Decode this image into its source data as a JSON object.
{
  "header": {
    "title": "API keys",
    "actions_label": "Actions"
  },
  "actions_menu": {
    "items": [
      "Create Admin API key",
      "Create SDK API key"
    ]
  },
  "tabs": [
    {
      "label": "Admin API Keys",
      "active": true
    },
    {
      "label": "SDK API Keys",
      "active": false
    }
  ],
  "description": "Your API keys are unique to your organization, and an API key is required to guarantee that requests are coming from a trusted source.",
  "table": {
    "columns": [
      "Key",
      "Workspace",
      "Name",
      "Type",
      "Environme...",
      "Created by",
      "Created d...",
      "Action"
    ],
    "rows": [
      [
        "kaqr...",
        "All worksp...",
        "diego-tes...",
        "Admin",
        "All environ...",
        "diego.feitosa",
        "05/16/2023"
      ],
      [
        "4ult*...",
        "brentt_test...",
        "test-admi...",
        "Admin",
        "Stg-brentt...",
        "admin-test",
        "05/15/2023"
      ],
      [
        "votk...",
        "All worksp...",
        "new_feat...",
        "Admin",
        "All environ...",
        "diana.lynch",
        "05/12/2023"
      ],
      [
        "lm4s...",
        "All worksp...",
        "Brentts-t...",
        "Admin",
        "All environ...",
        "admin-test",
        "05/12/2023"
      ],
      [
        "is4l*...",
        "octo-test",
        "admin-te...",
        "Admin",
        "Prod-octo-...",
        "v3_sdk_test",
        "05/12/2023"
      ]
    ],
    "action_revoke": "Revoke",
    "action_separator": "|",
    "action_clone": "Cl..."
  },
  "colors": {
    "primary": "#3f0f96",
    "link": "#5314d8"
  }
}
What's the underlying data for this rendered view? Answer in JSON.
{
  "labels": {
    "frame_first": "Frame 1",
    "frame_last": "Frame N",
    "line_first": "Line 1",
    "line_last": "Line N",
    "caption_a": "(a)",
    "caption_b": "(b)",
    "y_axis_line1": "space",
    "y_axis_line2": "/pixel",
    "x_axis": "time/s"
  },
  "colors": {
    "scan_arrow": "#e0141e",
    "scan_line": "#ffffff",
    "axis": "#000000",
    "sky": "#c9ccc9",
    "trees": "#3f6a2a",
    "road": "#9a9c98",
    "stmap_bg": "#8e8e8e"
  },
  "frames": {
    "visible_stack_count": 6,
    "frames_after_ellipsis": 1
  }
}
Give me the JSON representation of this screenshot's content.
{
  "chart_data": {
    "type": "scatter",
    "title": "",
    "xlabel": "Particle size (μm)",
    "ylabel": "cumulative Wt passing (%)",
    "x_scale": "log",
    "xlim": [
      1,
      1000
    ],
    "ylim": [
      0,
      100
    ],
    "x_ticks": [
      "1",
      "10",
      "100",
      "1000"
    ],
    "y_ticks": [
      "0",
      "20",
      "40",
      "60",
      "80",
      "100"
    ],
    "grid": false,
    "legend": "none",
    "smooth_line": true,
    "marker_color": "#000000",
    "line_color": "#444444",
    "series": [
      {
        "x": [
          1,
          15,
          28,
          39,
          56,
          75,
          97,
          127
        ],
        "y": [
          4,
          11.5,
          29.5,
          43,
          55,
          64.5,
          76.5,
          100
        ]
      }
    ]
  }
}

■ EXERCISE
Every record shown above should be written out again exactly.

■ WORKED ANSWER
Decode this image into its source data as a JSON object.
{
  "header": {
    "title": "API keys",
    "actions_label": "Actions"
  },
  "actions_menu": {
    "items": [
      "Create Admin API key",
      "Create SDK API key"
    ]
  },
  "tabs": [
    {
      "label": "Admin API Keys",
      "active": true
    },
    {
      "label": "SDK API Keys",
      "active": false
    }
  ],
  "description": "Your API keys are unique to your organization, and an API key is required to guarantee that requests are coming from a trusted source.",
  "table": {
    "columns": [
      "Key",
      "Workspace",
      "Name",
      "Type",
      "Environme...",
      "Created by",
      "Created d...",
      "Action"
    ],
    "rows": [
      [
        "kaqr...",
        "All worksp...",
        "diego-tes...",
        "Admin",
        "All environ...",
        "diego.feitosa",
        "05/16/2023"
      ],
      [
        "4ult*...",
        "brentt_test...",
        "test-admi...",
        "Admin",
        "Stg-brentt...",
        "admin-test",
        "05/15/2023"
      ],
      [
        "votk...",
        "All worksp...",
        "new_feat...",
        "Admin",
        "All environ...",
        "diana.lynch",
        "05/12/2023"
      ],
      [
        "lm4s...",
        "All worksp...",
        "Brentts-t...",
        "Admin",
        "All environ...",
        "admin-test",
        "05/12/2023"
      ],
      [
        "is4l*...",
        "octo-test",
        "admin-te...",
        "Admin",
        "Prod-octo-...",
        "v3_sdk_test",
        "05/12/2023"
      ]
    ],
    "action_revoke": "Revoke",
    "action_separator": "|",
    "action_clone": "Cl..."
  },
  "colors": {
    "primary": "#3f0f96",
    "link": "#5314d8"
  }
}
What's the underlying data for this rendered view? Answer in JSON.
{
  "labels": {
    "frame_first": "Frame 1",
    "frame_last": "Frame N",
    "line_first": "Line 1",
    "line_last": "Line N",
    "caption_a": "(a)",
    "caption_b": "(b)",
    "y_axis_line1": "space",
    "y_axis_line2": "/pixel",
    "x_axis": "time/s"
  },
  "colors": {
    "scan_arrow": "#e0141e",
    "scan_line": "#ffffff",
    "axis": "#000000",
    "sky": "#c9ccc9",
    "trees": "#3f6a2a",
    "road": "#9a9c98",
    "stmap_bg": "#8e8e8e"
  },
  "frames": {
    "visible_stack_count": 6,
    "frames_after_ellipsis": 1
  }
}
Give me the JSON representation of this screenshot's content.
{
  "chart_data": {
    "type": "scatter",
    "title": "",
    "xlabel": "Particle size (μm)",
    "ylabel": "cumulative Wt passing (%)",
    "x_scale": "log",
    "xlim": [
      1,
      1000
    ],
    "ylim": [
      0,
      100
    ],
    "x_ticks": [
      "1",
      "10",
      "100",
      "1000"
    ],
    "y_ticks": [
      "0",
      "20",
      "40",
      "60",
      "80",
      "100"
    ],
    "grid": false,
    "legend": "none",
    "smooth_line": true,
    "marker_color": "#000000",
    "line_color": "#444444",
    "series": [
      {
        "x": [
          1,
          15,
          28,
          39,
          56,
          75,
          97,
          127
        ],
        "y": [
          4,
          11.5,
          29.5,
          43,
          55,
          64.5,
          76.5,
          100
        ]
      }
    ]
  }
}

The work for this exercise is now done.